▼▼▼

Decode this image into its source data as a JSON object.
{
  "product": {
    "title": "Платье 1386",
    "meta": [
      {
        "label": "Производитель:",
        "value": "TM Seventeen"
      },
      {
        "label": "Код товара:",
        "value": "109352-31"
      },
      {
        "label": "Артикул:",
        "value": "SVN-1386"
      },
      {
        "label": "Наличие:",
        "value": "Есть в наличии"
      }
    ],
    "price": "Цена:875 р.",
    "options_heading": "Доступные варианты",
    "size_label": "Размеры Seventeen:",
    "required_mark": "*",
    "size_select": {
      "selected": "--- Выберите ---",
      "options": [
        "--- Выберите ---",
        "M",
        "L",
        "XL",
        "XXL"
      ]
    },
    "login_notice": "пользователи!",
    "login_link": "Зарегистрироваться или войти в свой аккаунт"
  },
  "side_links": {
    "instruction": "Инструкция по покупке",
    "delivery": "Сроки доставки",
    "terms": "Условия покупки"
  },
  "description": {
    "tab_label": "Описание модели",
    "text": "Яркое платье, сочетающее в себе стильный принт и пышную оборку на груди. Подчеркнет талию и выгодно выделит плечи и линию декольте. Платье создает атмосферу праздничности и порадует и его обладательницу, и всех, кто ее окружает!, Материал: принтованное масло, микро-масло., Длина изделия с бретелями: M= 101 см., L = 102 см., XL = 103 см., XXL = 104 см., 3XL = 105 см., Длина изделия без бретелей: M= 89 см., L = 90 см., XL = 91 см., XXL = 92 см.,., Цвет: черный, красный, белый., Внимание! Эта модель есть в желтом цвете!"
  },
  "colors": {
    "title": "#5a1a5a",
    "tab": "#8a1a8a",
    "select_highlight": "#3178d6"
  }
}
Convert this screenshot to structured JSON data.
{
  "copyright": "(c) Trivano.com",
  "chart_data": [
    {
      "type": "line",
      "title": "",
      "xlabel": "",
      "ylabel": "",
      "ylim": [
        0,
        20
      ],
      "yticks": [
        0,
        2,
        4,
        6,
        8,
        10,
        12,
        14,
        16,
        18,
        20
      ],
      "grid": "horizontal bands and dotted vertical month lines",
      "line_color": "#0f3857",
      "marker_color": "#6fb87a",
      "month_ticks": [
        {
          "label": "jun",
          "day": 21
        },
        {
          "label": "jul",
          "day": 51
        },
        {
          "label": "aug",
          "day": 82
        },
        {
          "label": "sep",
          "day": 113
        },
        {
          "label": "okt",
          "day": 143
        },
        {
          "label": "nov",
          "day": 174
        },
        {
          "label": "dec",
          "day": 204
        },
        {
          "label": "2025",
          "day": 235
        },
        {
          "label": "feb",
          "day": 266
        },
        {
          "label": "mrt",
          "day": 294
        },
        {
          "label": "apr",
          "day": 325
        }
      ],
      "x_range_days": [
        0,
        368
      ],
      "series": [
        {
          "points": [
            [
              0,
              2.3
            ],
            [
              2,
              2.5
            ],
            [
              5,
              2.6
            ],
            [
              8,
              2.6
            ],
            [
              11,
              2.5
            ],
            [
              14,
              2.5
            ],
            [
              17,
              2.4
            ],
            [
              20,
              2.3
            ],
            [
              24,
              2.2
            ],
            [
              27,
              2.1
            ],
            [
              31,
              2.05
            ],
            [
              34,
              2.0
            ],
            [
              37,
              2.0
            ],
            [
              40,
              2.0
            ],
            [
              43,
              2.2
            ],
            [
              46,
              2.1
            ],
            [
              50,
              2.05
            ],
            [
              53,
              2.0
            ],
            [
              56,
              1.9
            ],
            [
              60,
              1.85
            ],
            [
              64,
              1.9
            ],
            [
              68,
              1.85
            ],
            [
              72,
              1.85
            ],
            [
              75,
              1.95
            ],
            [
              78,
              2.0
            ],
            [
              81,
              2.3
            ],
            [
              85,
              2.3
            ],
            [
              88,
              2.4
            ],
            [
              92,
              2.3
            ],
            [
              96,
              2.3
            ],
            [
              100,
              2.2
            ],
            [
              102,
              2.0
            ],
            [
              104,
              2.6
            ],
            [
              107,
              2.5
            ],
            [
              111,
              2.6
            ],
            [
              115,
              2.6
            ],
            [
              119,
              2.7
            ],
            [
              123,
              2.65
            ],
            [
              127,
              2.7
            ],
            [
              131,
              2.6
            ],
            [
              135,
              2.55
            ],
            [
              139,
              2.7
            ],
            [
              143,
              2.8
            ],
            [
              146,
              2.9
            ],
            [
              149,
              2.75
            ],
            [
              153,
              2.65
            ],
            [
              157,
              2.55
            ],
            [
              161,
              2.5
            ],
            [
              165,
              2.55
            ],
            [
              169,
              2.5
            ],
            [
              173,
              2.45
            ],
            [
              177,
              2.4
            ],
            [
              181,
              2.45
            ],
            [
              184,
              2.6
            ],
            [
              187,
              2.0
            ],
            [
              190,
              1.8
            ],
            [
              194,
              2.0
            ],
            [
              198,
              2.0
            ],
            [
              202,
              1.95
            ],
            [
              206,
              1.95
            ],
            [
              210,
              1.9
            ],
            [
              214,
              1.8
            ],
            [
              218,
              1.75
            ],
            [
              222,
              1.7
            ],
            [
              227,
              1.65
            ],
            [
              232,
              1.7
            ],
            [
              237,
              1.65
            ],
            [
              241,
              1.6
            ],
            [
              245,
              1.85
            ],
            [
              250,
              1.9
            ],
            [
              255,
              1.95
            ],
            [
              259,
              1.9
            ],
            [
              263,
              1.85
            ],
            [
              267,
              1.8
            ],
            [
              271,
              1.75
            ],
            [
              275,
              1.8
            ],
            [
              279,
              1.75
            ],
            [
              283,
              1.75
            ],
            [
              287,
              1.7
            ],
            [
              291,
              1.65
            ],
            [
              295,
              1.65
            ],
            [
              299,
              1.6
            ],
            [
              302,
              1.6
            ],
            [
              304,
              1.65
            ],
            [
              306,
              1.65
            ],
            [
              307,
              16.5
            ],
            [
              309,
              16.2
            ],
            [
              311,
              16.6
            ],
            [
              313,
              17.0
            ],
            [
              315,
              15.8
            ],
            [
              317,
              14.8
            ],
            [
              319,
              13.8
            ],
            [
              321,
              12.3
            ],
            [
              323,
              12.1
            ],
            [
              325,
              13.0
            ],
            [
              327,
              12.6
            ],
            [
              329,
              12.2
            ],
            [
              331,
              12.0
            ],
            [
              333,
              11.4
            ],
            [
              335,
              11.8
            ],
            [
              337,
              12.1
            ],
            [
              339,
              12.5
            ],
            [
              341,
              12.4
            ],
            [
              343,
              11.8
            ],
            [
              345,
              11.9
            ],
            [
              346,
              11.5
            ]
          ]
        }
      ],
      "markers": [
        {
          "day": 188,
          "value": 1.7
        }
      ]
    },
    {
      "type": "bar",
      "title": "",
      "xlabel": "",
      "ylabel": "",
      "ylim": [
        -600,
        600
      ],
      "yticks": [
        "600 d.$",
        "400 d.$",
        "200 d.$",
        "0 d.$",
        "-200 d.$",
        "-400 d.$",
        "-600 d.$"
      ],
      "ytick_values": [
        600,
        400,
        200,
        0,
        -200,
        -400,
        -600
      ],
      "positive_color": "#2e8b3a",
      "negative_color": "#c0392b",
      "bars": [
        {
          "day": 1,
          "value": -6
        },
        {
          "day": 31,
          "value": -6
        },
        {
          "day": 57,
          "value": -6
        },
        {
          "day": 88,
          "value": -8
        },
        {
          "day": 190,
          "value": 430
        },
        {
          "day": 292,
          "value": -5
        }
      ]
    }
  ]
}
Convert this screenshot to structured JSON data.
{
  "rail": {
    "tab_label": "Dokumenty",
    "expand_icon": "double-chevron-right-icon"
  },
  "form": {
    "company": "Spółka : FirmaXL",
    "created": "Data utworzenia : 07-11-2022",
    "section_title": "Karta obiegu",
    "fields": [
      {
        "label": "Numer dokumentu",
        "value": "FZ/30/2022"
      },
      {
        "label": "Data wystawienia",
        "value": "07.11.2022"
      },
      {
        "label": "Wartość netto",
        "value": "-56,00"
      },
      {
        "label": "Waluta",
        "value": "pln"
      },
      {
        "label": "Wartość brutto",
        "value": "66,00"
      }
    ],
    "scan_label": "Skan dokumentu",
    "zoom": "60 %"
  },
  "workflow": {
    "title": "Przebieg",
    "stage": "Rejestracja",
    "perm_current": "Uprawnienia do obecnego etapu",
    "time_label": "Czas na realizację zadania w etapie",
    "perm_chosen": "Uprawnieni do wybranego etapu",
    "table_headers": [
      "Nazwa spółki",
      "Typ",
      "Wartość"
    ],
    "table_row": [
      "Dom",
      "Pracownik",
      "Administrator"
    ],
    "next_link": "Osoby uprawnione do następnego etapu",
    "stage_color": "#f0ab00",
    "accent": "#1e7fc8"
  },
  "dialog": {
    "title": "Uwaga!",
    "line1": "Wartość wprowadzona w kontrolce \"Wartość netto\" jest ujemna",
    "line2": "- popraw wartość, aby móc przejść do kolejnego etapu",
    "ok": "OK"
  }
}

▲▲▲

§ **PROBLEM STATEMENT**: Extract every line of the records above that contains the word "netto".

§ **SOLUTION TO THIS TASK**:
        "label": "Wartość netto",
    "line1": "Wartość wprowadzona w kontrolce \"Wartość netto\" jest ujemna",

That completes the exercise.